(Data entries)
──────
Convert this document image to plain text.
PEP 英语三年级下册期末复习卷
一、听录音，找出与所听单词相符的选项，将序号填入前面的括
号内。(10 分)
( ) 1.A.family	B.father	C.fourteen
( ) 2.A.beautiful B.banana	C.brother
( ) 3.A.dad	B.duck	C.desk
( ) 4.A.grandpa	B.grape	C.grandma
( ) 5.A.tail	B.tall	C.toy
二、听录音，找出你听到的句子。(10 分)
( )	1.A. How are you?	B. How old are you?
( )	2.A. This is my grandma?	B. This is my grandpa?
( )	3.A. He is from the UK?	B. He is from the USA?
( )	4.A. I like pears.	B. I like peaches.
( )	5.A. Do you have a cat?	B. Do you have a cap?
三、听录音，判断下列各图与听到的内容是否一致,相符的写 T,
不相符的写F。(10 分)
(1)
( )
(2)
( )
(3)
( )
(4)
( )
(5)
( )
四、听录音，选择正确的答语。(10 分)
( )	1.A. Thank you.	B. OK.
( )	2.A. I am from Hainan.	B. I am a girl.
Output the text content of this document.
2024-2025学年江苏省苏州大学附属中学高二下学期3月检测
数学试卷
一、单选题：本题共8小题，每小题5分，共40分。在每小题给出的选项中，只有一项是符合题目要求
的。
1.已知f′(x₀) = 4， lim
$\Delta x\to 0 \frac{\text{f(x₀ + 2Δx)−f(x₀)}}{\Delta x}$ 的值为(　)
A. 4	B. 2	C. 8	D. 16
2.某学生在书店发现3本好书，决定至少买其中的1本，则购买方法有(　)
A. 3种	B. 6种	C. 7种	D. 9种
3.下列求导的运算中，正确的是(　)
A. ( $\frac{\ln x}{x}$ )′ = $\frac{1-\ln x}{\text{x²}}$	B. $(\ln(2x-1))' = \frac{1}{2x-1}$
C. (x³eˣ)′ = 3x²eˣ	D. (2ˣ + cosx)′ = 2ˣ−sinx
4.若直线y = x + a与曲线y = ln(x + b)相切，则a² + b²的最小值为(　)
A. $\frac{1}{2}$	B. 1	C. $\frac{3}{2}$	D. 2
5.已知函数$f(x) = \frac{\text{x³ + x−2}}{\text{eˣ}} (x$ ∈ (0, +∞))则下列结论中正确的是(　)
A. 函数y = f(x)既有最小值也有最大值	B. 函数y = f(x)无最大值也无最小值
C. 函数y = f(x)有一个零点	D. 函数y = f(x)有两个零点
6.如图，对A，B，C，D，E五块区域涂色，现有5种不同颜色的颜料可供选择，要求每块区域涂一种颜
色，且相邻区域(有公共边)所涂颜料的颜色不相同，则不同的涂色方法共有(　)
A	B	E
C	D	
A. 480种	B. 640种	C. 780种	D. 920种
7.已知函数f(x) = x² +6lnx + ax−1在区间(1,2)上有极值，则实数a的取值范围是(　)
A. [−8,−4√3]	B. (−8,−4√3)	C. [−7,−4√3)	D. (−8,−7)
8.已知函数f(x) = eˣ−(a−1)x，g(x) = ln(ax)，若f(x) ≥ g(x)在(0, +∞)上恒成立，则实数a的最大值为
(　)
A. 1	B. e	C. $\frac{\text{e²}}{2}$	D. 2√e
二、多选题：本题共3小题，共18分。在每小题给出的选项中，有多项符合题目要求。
──────
### Problem
Whichever lines contain the string "grandma", select and copy them.

### Response for this exercise
( ) 4.A.grandpa	B.grape	C.grandma
( )	2.A. This is my grandma?	B. This is my grandpa?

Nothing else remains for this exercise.